** BEGIN RECORDS PROVIDED **
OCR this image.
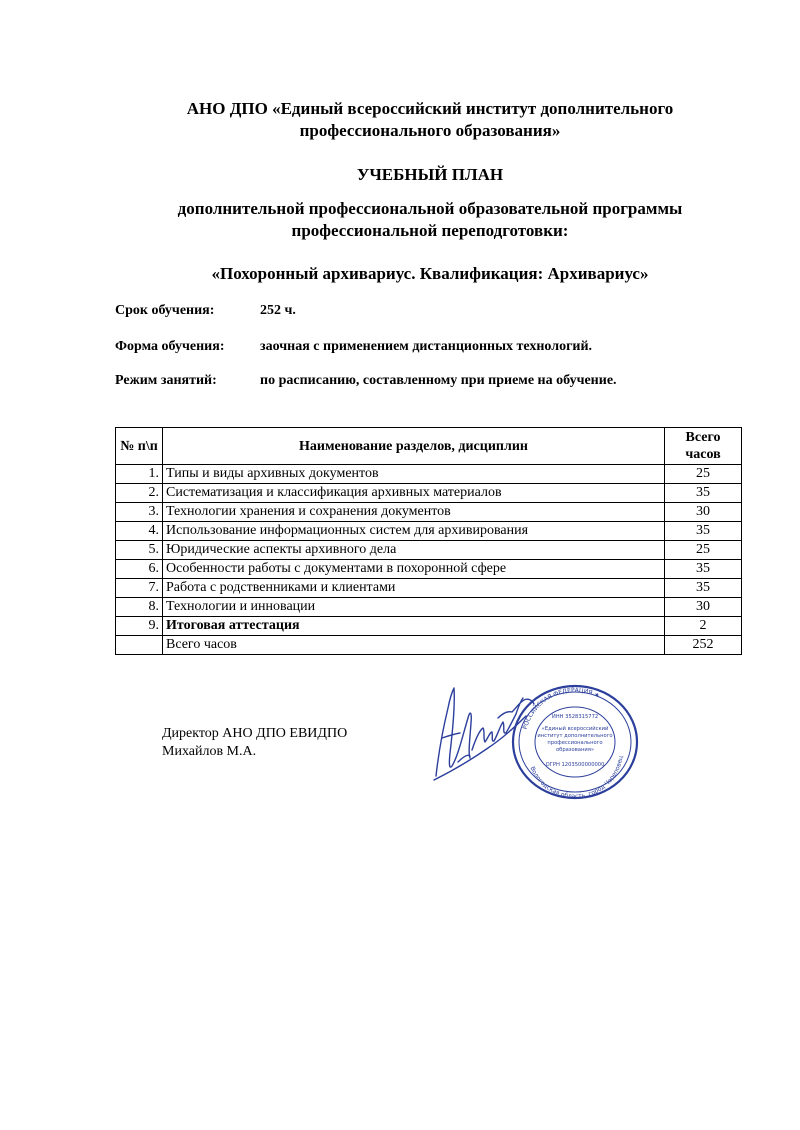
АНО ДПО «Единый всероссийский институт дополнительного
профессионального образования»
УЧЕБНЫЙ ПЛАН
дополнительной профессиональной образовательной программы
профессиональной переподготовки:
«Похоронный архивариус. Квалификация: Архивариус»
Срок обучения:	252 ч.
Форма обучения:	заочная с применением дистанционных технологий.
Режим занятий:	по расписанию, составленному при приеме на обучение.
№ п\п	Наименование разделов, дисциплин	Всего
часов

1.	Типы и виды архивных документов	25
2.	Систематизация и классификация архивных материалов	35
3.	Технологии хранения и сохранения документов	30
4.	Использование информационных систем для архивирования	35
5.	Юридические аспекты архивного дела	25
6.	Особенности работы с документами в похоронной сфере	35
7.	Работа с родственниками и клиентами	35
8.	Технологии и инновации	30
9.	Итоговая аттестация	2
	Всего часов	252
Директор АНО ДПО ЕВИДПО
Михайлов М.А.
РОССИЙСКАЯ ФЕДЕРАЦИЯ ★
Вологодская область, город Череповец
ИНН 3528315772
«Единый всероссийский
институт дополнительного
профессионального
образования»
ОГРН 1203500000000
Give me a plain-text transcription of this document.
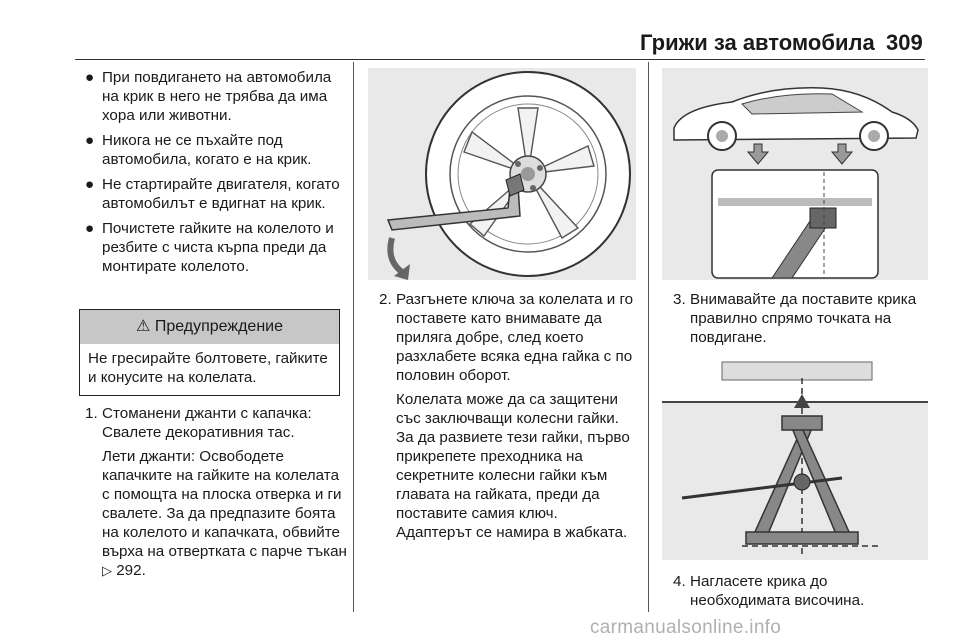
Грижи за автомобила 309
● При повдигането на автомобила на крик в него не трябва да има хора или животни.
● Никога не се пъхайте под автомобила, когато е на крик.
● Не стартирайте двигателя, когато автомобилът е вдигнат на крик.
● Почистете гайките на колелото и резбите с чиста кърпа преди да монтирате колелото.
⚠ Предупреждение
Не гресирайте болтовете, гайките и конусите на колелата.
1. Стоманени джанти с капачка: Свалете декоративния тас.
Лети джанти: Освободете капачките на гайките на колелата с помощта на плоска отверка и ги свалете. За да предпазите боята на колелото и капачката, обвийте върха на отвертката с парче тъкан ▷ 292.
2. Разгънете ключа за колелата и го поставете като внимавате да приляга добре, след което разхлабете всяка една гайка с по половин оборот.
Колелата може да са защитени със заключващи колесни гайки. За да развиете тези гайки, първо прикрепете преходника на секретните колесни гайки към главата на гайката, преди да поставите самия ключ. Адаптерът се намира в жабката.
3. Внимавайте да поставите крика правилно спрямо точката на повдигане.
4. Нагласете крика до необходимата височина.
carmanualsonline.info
** END RECORDS PROVIDED **
THE PROBLEM:
Go through the listing above and report how many of its lines contain the word "джанти", with only the number as output.

ANSWER BELOW:
2